══ Exercise inputs ══

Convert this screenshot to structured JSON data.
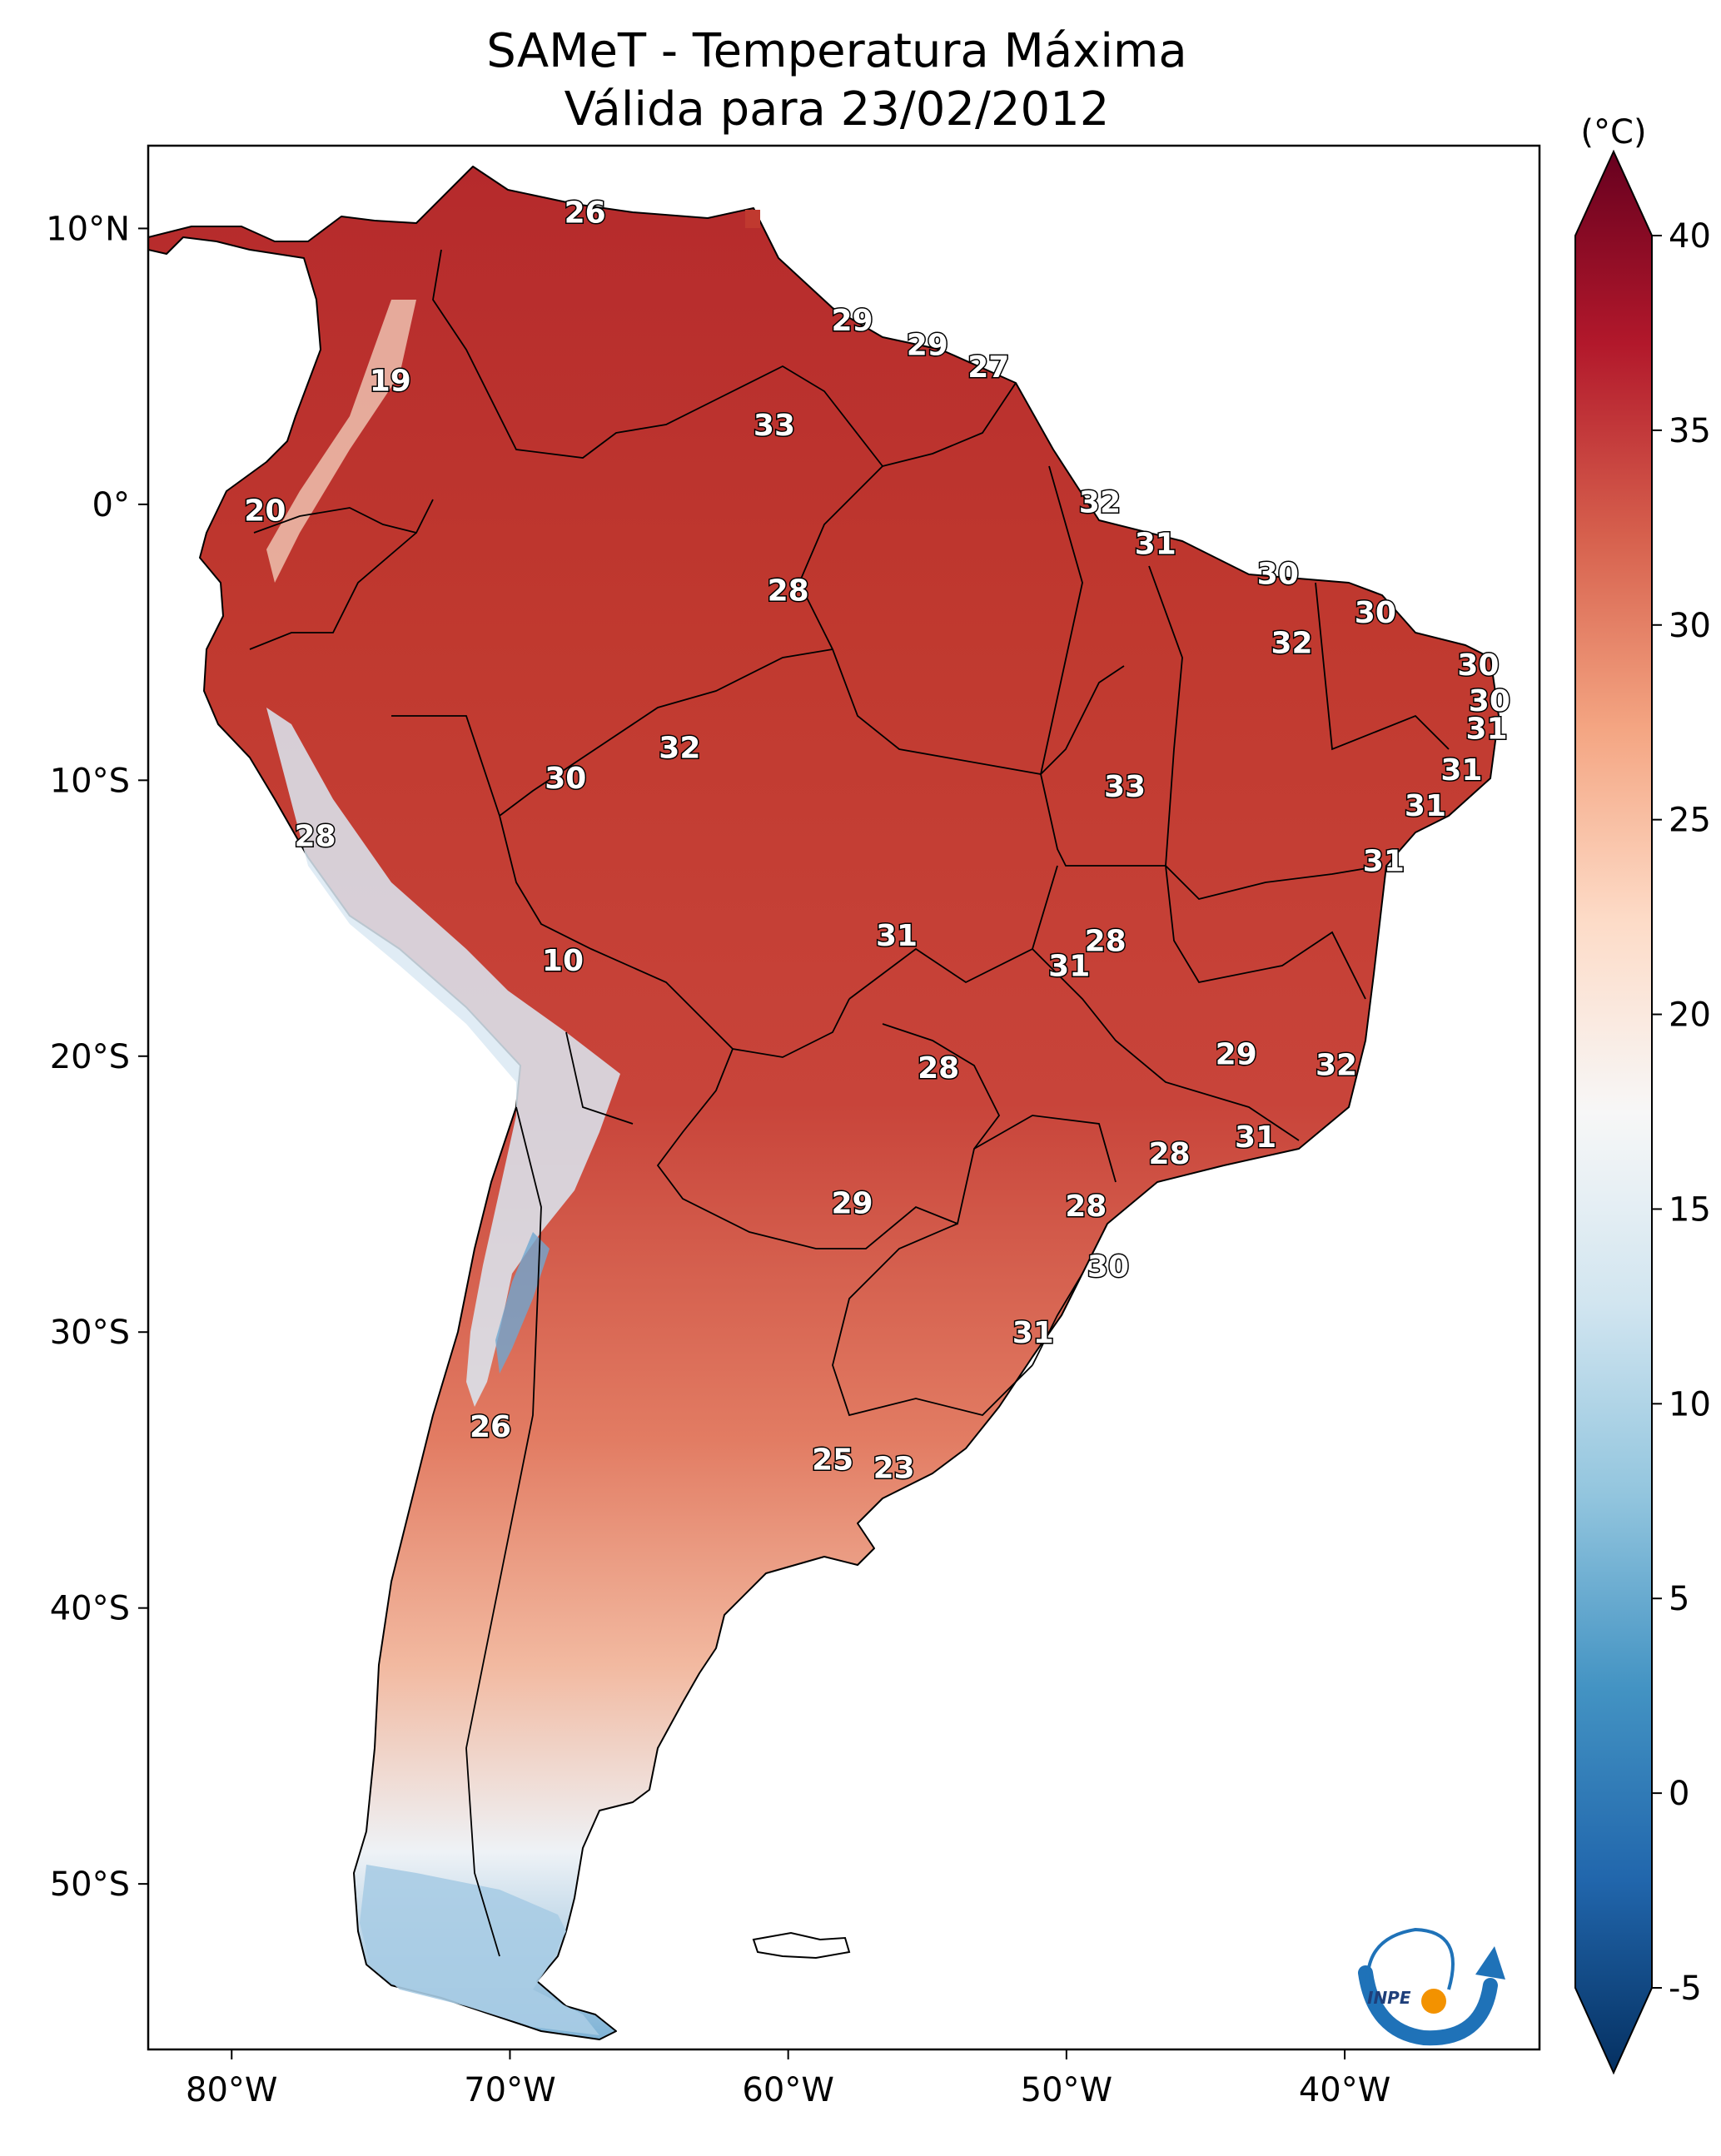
{
  "title": {
    "line1": "SAMeT - Temperatura Máxima",
    "line2": "Válida para 23/02/2012"
  },
  "map": {
    "lon_range": [
      -83,
      -33
    ],
    "lat_range": [
      -56,
      13
    ],
    "lon_ticks": [
      {
        "value": -80,
        "label": "80°W"
      },
      {
        "value": -70,
        "label": "70°W"
      },
      {
        "value": -60,
        "label": "60°W"
      },
      {
        "value": -50,
        "label": "50°W"
      },
      {
        "value": -40,
        "label": "40°W"
      }
    ],
    "lat_ticks": [
      {
        "value": 10,
        "label": "10°N"
      },
      {
        "value": 0,
        "label": "0°"
      },
      {
        "value": -10,
        "label": "10°S"
      },
      {
        "value": -20,
        "label": "20°S"
      },
      {
        "value": -30,
        "label": "30°S"
      },
      {
        "value": -40,
        "label": "40°S"
      },
      {
        "value": -50,
        "label": "50°S"
      }
    ],
    "station_values": [
      {
        "lon": -67.3,
        "lat": 10.6,
        "label": "26"
      },
      {
        "lon": -57.7,
        "lat": 6.7,
        "label": "29"
      },
      {
        "lon": -55.0,
        "lat": 5.8,
        "label": "29"
      },
      {
        "lon": -52.8,
        "lat": 5.0,
        "label": "27"
      },
      {
        "lon": -60.5,
        "lat": 2.9,
        "label": "33"
      },
      {
        "lon": -74.3,
        "lat": 4.5,
        "label": "19"
      },
      {
        "lon": -48.8,
        "lat": 0.1,
        "label": "32"
      },
      {
        "lon": -78.8,
        "lat": -0.2,
        "label": "20"
      },
      {
        "lon": -46.8,
        "lat": -1.4,
        "label": "31"
      },
      {
        "lon": -60.0,
        "lat": -3.1,
        "label": "28"
      },
      {
        "lon": -42.4,
        "lat": -2.5,
        "label": "30"
      },
      {
        "lon": -38.9,
        "lat": -3.9,
        "label": "30"
      },
      {
        "lon": -41.9,
        "lat": -5.0,
        "label": "32"
      },
      {
        "lon": -35.2,
        "lat": -5.8,
        "label": "30"
      },
      {
        "lon": -34.8,
        "lat": -7.1,
        "label": "30"
      },
      {
        "lon": -34.9,
        "lat": -8.1,
        "label": "31"
      },
      {
        "lon": -63.9,
        "lat": -8.8,
        "label": "32"
      },
      {
        "lon": -68.0,
        "lat": -9.9,
        "label": "30"
      },
      {
        "lon": -47.9,
        "lat": -10.2,
        "label": "33"
      },
      {
        "lon": -35.8,
        "lat": -9.6,
        "label": "31"
      },
      {
        "lon": -37.1,
        "lat": -10.9,
        "label": "31"
      },
      {
        "lon": -38.6,
        "lat": -12.9,
        "label": "31"
      },
      {
        "lon": -77.0,
        "lat": -12.0,
        "label": "28"
      },
      {
        "lon": -56.1,
        "lat": -15.6,
        "label": "31"
      },
      {
        "lon": -48.6,
        "lat": -15.8,
        "label": "28"
      },
      {
        "lon": -49.9,
        "lat": -16.7,
        "label": "31"
      },
      {
        "lon": -68.1,
        "lat": -16.5,
        "label": "10"
      },
      {
        "lon": -54.6,
        "lat": -20.4,
        "label": "28"
      },
      {
        "lon": -43.9,
        "lat": -19.9,
        "label": "29"
      },
      {
        "lon": -40.3,
        "lat": -20.3,
        "label": "32"
      },
      {
        "lon": -46.3,
        "lat": -23.5,
        "label": "28"
      },
      {
        "lon": -43.2,
        "lat": -22.9,
        "label": "31"
      },
      {
        "lon": -57.7,
        "lat": -25.3,
        "label": "29"
      },
      {
        "lon": -49.3,
        "lat": -25.4,
        "label": "28"
      },
      {
        "lon": -48.5,
        "lat": -27.6,
        "label": "30"
      },
      {
        "lon": -51.2,
        "lat": -30.0,
        "label": "31"
      },
      {
        "lon": -70.7,
        "lat": -33.4,
        "label": "26"
      },
      {
        "lon": -58.4,
        "lat": -34.6,
        "label": "25"
      },
      {
        "lon": -56.2,
        "lat": -34.9,
        "label": "23"
      }
    ]
  },
  "colorbar": {
    "unit_label": "(°C)",
    "min": -5,
    "max": 40,
    "ticks": [
      -5,
      0,
      5,
      10,
      15,
      20,
      25,
      30,
      35,
      40
    ],
    "colors": [
      "#053061",
      "#2166ac",
      "#4393c3",
      "#92c5de",
      "#d1e5f0",
      "#f7f7f7",
      "#fddbc7",
      "#f4a582",
      "#d6604d",
      "#b2182b",
      "#67001f"
    ]
  },
  "logo": {
    "text": "INPE",
    "colors": {
      "swoosh": "#1f72b8",
      "dot": "#f39200"
    }
  }
}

═══

> [Your task] Write out each entry exactly as given, omitting any picture.

> [Answer to the task]
Convert this screenshot to structured JSON data.
{
  "title": {
    "line1": "SAMeT - Temperatura Máxima",
    "line2": "Válida para 23/02/2012"
  },
  "map": {
    "lon_range": [
      -83,
      -33
    ],
    "lat_range": [
      -56,
      13
    ],
    "lon_ticks": [
      {
        "value": -80,
        "label": "80°W"
      },
      {
        "value": -70,
        "label": "70°W"
      },
      {
        "value": -60,
        "label": "60°W"
      },
      {
        "value": -50,
        "label": "50°W"
      },
      {
        "value": -40,
        "label": "40°W"
      }
    ],
    "lat_ticks": [
      {
        "value": 10,
        "label": "10°N"
      },
      {
        "value": 0,
        "label": "0°"
      },
      {
        "value": -10,
        "label": "10°S"
      },
      {
        "value": -20,
        "label": "20°S"
      },
      {
        "value": -30,
        "label": "30°S"
      },
      {
        "value": -40,
        "label": "40°S"
      },
      {
        "value": -50,
        "label": "50°S"
      }
    ],
    "station_values": [
      {
        "lon": -67.3,
        "lat": 10.6,
        "label": "26"
      },
      {
        "lon": -57.7,
        "lat": 6.7,
        "label": "29"
      },
      {
        "lon": -55.0,
        "lat": 5.8,
        "label": "29"
      },
      {
        "lon": -52.8,
        "lat": 5.0,
        "label": "27"
      },
      {
        "lon": -60.5,
        "lat": 2.9,
        "label": "33"
      },
      {
        "lon": -74.3,
        "lat": 4.5,
        "label": "19"
      },
      {
        "lon": -48.8,
        "lat": 0.1,
        "label": "32"
      },
      {
        "lon": -78.8,
        "lat": -0.2,
        "label": "20"
      },
      {
        "lon": -46.8,
        "lat": -1.4,
        "label": "31"
      },
      {
        "lon": -60.0,
        "lat": -3.1,
        "label": "28"
      },
      {
        "lon": -42.4,
        "lat": -2.5,
        "label": "30"
      },
      {
        "lon": -38.9,
        "lat": -3.9,
        "label": "30"
      },
      {
        "lon": -41.9,
        "lat": -5.0,
        "label": "32"
      },
      {
        "lon": -35.2,
        "lat": -5.8,
        "label": "30"
      },
      {
        "lon": -34.8,
        "lat": -7.1,
        "label": "30"
      },
      {
        "lon": -34.9,
        "lat": -8.1,
        "label": "31"
      },
      {
        "lon": -63.9,
        "lat": -8.8,
        "label": "32"
      },
      {
        "lon": -68.0,
        "lat": -9.9,
        "label": "30"
      },
      {
        "lon": -47.9,
        "lat": -10.2,
        "label": "33"
      },
      {
        "lon": -35.8,
        "lat": -9.6,
        "label": "31"
      },
      {
        "lon": -37.1,
        "lat": -10.9,
        "label": "31"
      },
      {
        "lon": -38.6,
        "lat": -12.9,
        "label": "31"
      },
      {
        "lon": -77.0,
        "lat": -12.0,
        "label": "28"
      },
      {
        "lon": -56.1,
        "lat": -15.6,
        "label": "31"
      },
      {
        "lon": -48.6,
        "lat": -15.8,
        "label": "28"
      },
      {
        "lon": -49.9,
        "lat": -16.7,
        "label": "31"
      },
      {
        "lon": -68.1,
        "lat": -16.5,
        "label": "10"
      },
      {
        "lon": -54.6,
        "lat": -20.4,
        "label": "28"
      },
      {
        "lon": -43.9,
        "lat": -19.9,
        "label": "29"
      },
      {
        "lon": -40.3,
        "lat": -20.3,
        "label": "32"
      },
      {
        "lon": -46.3,
        "lat": -23.5,
        "label": "28"
      },
      {
        "lon": -43.2,
        "lat": -22.9,
        "label": "31"
      },
      {
        "lon": -57.7,
        "lat": -25.3,
        "label": "29"
      },
      {
        "lon": -49.3,
        "lat": -25.4,
        "label": "28"
      },
      {
        "lon": -48.5,
        "lat": -27.6,
        "label": "30"
      },
      {
        "lon": -51.2,
        "lat": -30.0,
        "label": "31"
      },
      {
        "lon": -70.7,
        "lat": -33.4,
        "label": "26"
      },
      {
        "lon": -58.4,
        "lat": -34.6,
        "label": "25"
      },
      {
        "lon": -56.2,
        "lat": -34.9,
        "label": "23"
      }
    ]
  },
  "colorbar": {
    "unit_label": "(°C)",
    "min": -5,
    "max": 40,
    "ticks": [
      -5,
      0,
      5,
      10,
      15,
      20,
      25,
      30,
      35,
      40
    ],
    "colors": [
      "#053061",
      "#2166ac",
      "#4393c3",
      "#92c5de",
      "#d1e5f0",
      "#f7f7f7",
      "#fddbc7",
      "#f4a582",
      "#d6604d",
      "#b2182b",
      "#67001f"
    ]
  },
  "logo": {
    "text": "INPE",
    "colors": {
      "swoosh": "#1f72b8",
      "dot": "#f39200"
    }
  }
}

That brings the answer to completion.